-- begin ENTRIES SUPPLIED --

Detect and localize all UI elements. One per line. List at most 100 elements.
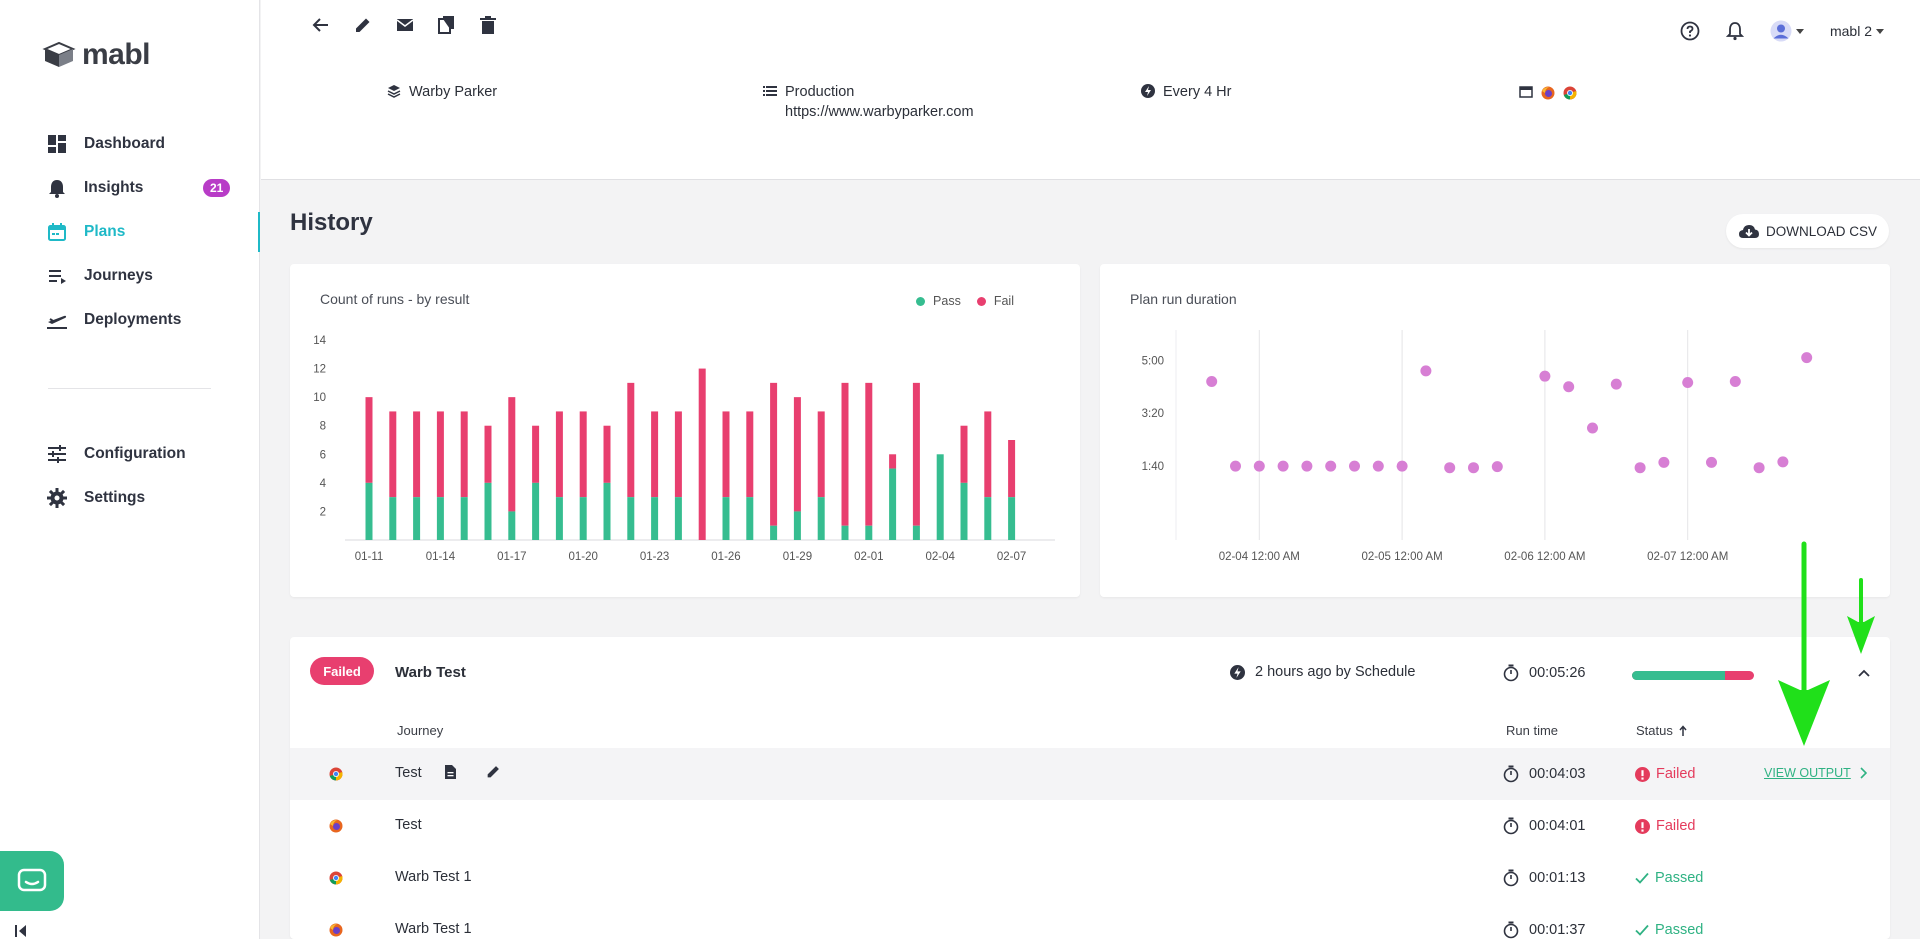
trash-icon	[480, 16, 496, 34]
journey-run-time: 00:01:13	[1503, 869, 1585, 887]
bar-fail	[912, 382, 920, 526]
schedule-text: Every 4 Hr	[1163, 84, 1232, 100]
bar-pass	[532, 482, 540, 540]
bar-fail	[674, 411, 682, 498]
sidebar-item-configuration[interactable]: Configuration	[0, 434, 260, 474]
avatar-menu[interactable]	[1770, 20, 1804, 42]
sidebar-item-label: Deployments	[84, 311, 182, 328]
journey-status: Passed	[1635, 922, 1703, 938]
journey-name[interactable]: Warb Test 1	[395, 869, 472, 885]
bell-icon	[46, 177, 68, 199]
bar-fail	[532, 425, 540, 483]
duration-point	[1634, 462, 1646, 474]
run-time-text: 00:04:03	[1529, 766, 1586, 782]
application-name: Warby Parker	[409, 84, 498, 100]
back-button[interactable]	[308, 12, 334, 38]
environment-info: Production https://www.warbyparker.com	[763, 84, 974, 120]
status-text: Failed	[1656, 766, 1696, 782]
bar-fail	[484, 425, 492, 483]
sidebar-item-plans[interactable]: Plans	[0, 212, 260, 252]
list-icon	[46, 265, 68, 287]
firefox-icon	[1541, 86, 1555, 100]
x-tick-label: 02-01	[854, 551, 883, 563]
email-button[interactable]	[392, 12, 418, 38]
download-csv-button[interactable]: DOWNLOAD CSV	[1726, 214, 1890, 248]
edit-plan-button[interactable]	[350, 12, 376, 38]
journey-name[interactable]: Test	[395, 817, 422, 833]
schedule-info: Every 4 Hr	[1141, 84, 1232, 100]
view-output-link[interactable]: VIEW OUTPUT	[1764, 766, 1867, 780]
bar-pass	[912, 525, 920, 540]
error-icon	[1635, 818, 1650, 834]
notifications-icon[interactable]	[1725, 21, 1744, 41]
bar-fail	[698, 368, 706, 540]
journey-run-time: 00:01:37	[1503, 921, 1585, 939]
run-result-progress-bar	[1632, 671, 1754, 680]
column-header-status-label: Status	[1636, 723, 1673, 738]
mabl-logo[interactable]: mabl	[42, 38, 151, 72]
x-tick-label: 02-04	[925, 551, 955, 563]
bolt-icon	[1141, 84, 1155, 98]
logo-text: mabl	[82, 38, 151, 71]
chevron-up-icon	[1858, 669, 1870, 677]
x-tick-label: 01-11	[355, 551, 384, 563]
duration-point	[1396, 460, 1408, 472]
duration-point	[1253, 460, 1265, 472]
sidebar-item-label: Configuration	[84, 445, 186, 462]
table-row[interactable]: Warb Test 1 00:01:13 Passed	[290, 852, 1890, 904]
journey-name[interactable]: Warb Test 1	[395, 921, 472, 937]
bar-fail	[865, 382, 873, 526]
delete-button[interactable]	[475, 12, 501, 38]
bar-fail	[508, 397, 516, 512]
insights-count-badge: 21	[203, 179, 231, 197]
duration-point	[1301, 460, 1313, 472]
column-header-status[interactable]: Status	[1636, 723, 1688, 738]
legend-fail[interactable]: Fail	[976, 294, 1014, 308]
sidebar-item-label: Plans	[84, 223, 126, 240]
sidebar-item-journeys[interactable]: Journeys	[0, 256, 260, 296]
journey-run-time: 00:04:01	[1503, 817, 1585, 835]
sidebar-item-dashboard[interactable]: Dashboard	[0, 124, 260, 164]
bar-fail	[793, 397, 801, 512]
chat-button[interactable]	[0, 851, 64, 911]
environment-url[interactable]: https://www.warbyparker.com	[785, 104, 974, 120]
duplicate-button[interactable]	[434, 12, 460, 38]
sidebar-item-insights[interactable]: Insights 21	[0, 168, 260, 208]
window-icon	[1519, 86, 1533, 98]
table-row[interactable]: Test 00:04:03 Failed VIEW OUTPUT	[290, 748, 1890, 800]
bar-fail	[579, 411, 587, 498]
bar-pass	[365, 482, 373, 540]
journey-status: Passed	[1635, 870, 1703, 886]
legend-pass[interactable]: Pass	[916, 294, 961, 308]
help-icon[interactable]	[1680, 21, 1700, 41]
journey-name[interactable]: Test	[395, 765, 422, 781]
bar-fail	[889, 454, 897, 469]
bar-pass	[1008, 497, 1016, 540]
sidebar-item-settings[interactable]: Settings	[0, 478, 260, 518]
duration-point	[1230, 460, 1241, 472]
bar-pass	[603, 482, 611, 540]
collapse-sidebar-button[interactable]	[14, 924, 28, 939]
sidebar-item-deployments[interactable]: Deployments	[0, 300, 260, 340]
collapse-run-button[interactable]	[1857, 665, 1871, 683]
run-name[interactable]: Warb Test	[395, 664, 466, 681]
run-time-text: 00:01:13	[1529, 870, 1586, 886]
column-header-run-time[interactable]: Run time	[1506, 723, 1559, 738]
bar-fail	[651, 411, 659, 498]
x-tick-label: 01-26	[711, 551, 740, 563]
duration-point	[1468, 462, 1479, 474]
bar-fail	[841, 382, 849, 526]
plan-run-duration-chart-card: Plan run duration 1:40 3:20 5:00 02-04 12:0…	[1100, 264, 1890, 597]
error-icon	[1635, 766, 1650, 782]
edit-journey-button[interactable]	[486, 764, 501, 784]
bar-pass	[627, 497, 635, 540]
journey-details-button[interactable]	[444, 764, 457, 785]
duration-point	[1706, 456, 1717, 468]
checkmark-icon	[1635, 924, 1649, 936]
table-row[interactable]: Test 00:04:01 Failed	[290, 800, 1890, 852]
bar-fail	[413, 411, 421, 498]
user-menu[interactable]: mabl 2	[1830, 23, 1884, 39]
bar-pass	[793, 511, 801, 540]
table-row[interactable]: Warb Test 1 00:01:37 Passed	[290, 904, 1890, 939]
mabl-logo-icon	[42, 41, 76, 67]
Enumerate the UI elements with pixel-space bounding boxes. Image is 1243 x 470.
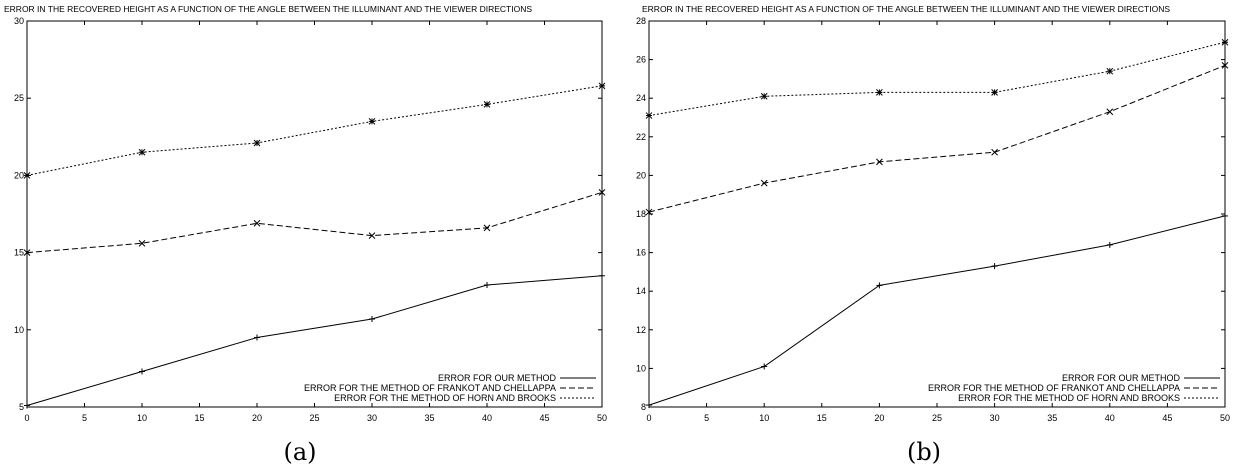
legend-label: ERROR FOR OUR METHOD <box>1062 373 1180 383</box>
y-tick-label: 8 <box>641 402 646 412</box>
legend-label: ERROR FOR THE METHOD OF HORN AND BROOKS <box>334 393 556 403</box>
y-tick-label: 20 <box>636 170 646 180</box>
data-point <box>483 101 491 108</box>
legend-label: ERROR FOR THE METHOD OF FRANKOT AND CHEL… <box>928 383 1180 393</box>
x-tick-label: 45 <box>539 413 549 423</box>
plot-frame <box>648 20 1226 408</box>
x-tick-label: 20 <box>874 413 884 423</box>
data-point <box>1222 212 1228 219</box>
chart-title: ERROR IN THE RECOVERED HEIGHT AS A FUNCT… <box>642 4 1170 14</box>
data-point <box>23 249 31 256</box>
x-tick-label: 50 <box>597 413 607 423</box>
panel-caption: (a) <box>283 438 316 466</box>
y-tick-label: 10 <box>636 363 646 373</box>
x-tick-label: 10 <box>759 413 769 423</box>
series-line-2 <box>26 191 603 254</box>
series-line-1 <box>648 215 1226 406</box>
x-tick-label: 0 <box>24 413 29 423</box>
data-point <box>991 263 998 270</box>
y-tick-label: 18 <box>636 209 646 219</box>
x-tick-label: 40 <box>482 413 492 423</box>
data-point <box>876 158 883 166</box>
series-line-2 <box>648 64 1226 213</box>
panel-caption: (b) <box>907 438 941 466</box>
data-point <box>1106 241 1113 248</box>
y-tick-label: 20 <box>14 170 24 180</box>
y-tick-label: 26 <box>636 55 646 65</box>
data-point <box>483 224 491 232</box>
data-point <box>645 208 653 216</box>
data-point <box>369 315 375 322</box>
x-tick-label: 25 <box>932 413 942 423</box>
y-tick-label: 15 <box>14 248 24 258</box>
data-point <box>1221 38 1229 46</box>
data-point <box>598 189 606 196</box>
data-point <box>254 334 260 341</box>
x-tick-label: 45 <box>1162 413 1172 423</box>
x-tick-label: 20 <box>252 413 262 423</box>
data-point <box>1221 62 1229 69</box>
x-tick-label: 10 <box>137 413 147 423</box>
series-line-3 <box>648 41 1226 117</box>
data-point <box>760 92 768 100</box>
data-point <box>1106 108 1114 116</box>
x-tick-label: 0 <box>646 413 651 423</box>
x-tick-label: 5 <box>704 413 709 423</box>
data-point <box>23 172 31 179</box>
data-point <box>1106 67 1114 75</box>
y-tick-label: 30 <box>14 16 24 26</box>
x-tick-label: 50 <box>1220 413 1230 423</box>
data-point <box>876 89 883 96</box>
series-line-1 <box>26 275 603 406</box>
y-tick-label: 16 <box>636 248 646 258</box>
y-tick-label: 28 <box>636 16 646 26</box>
chart-title: ERROR IN THE RECOVERED HEIGHT AS A FUNCT… <box>4 4 532 14</box>
x-tick-label: 5 <box>82 413 87 423</box>
data-point <box>368 118 376 125</box>
data-point <box>598 82 606 90</box>
x-tick-label: 35 <box>1047 413 1057 423</box>
chart-panel-b: ERROR IN THE RECOVERED HEIGHT AS A FUNCT… <box>636 4 1230 466</box>
series-line-3 <box>26 85 603 176</box>
data-point <box>484 282 490 289</box>
plot-frame <box>26 20 603 408</box>
data-point <box>599 272 605 279</box>
data-point <box>760 179 768 187</box>
y-tick-label: 10 <box>14 325 24 335</box>
x-tick-label: 40 <box>1105 413 1115 423</box>
data-point <box>24 402 30 409</box>
data-point <box>991 89 998 96</box>
y-tick-label: 12 <box>636 325 646 335</box>
chart-panel-a: ERROR IN THE RECOVERED HEIGHT AS A FUNCT… <box>4 4 607 466</box>
x-tick-label: 30 <box>990 413 1000 423</box>
data-point <box>761 363 768 370</box>
x-tick-label: 30 <box>367 413 377 423</box>
data-point <box>139 368 145 375</box>
x-tick-label: 35 <box>424 413 434 423</box>
legend-label: ERROR FOR THE METHOD OF HORN AND BROOKS <box>958 393 1180 403</box>
y-tick-label: 5 <box>19 402 24 412</box>
x-tick-label: 15 <box>817 413 827 423</box>
data-point <box>253 139 261 147</box>
data-point <box>138 148 146 156</box>
data-point <box>138 239 146 247</box>
y-tick-label: 22 <box>636 132 646 142</box>
data-point <box>645 112 653 119</box>
legend-label: ERROR FOR THE METHOD OF FRANKOT AND CHEL… <box>304 383 556 393</box>
data-point <box>646 402 652 409</box>
data-point <box>991 148 998 156</box>
x-tick-label: 25 <box>309 413 319 423</box>
data-point <box>368 232 376 239</box>
y-tick-label: 25 <box>14 93 24 103</box>
data-point <box>253 219 261 227</box>
data-point <box>876 282 883 289</box>
x-tick-label: 15 <box>194 413 204 423</box>
y-tick-label: 14 <box>636 286 646 296</box>
legend-label: ERROR FOR OUR METHOD <box>438 373 556 383</box>
y-tick-label: 24 <box>636 93 646 103</box>
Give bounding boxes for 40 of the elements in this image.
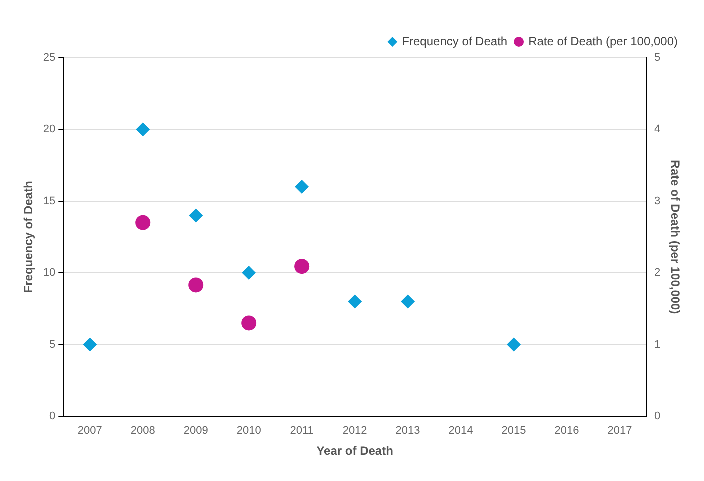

-- end ENTRIES SUPPLIED --

TASK -> Reproduce the stretch of entries from the line containing "16, 496, 34]" through the line containing "434, 260, 474]", swapping "bar-fail" for "bar-failed" and leaving everything else unchanged.

REPLY ->
trash-icon	[480, 16, 496, 34]
journey-run-time: 00:01:13	[1503, 869, 1585, 887]
bar-failed	[912, 382, 920, 526]
schedule-text: Every 4 Hr	[1163, 84, 1232, 100]
bar-pass	[532, 482, 540, 540]
bar-failed	[674, 411, 682, 498]
sidebar-item-configuration[interactable]: Configuration	[0, 434, 260, 474]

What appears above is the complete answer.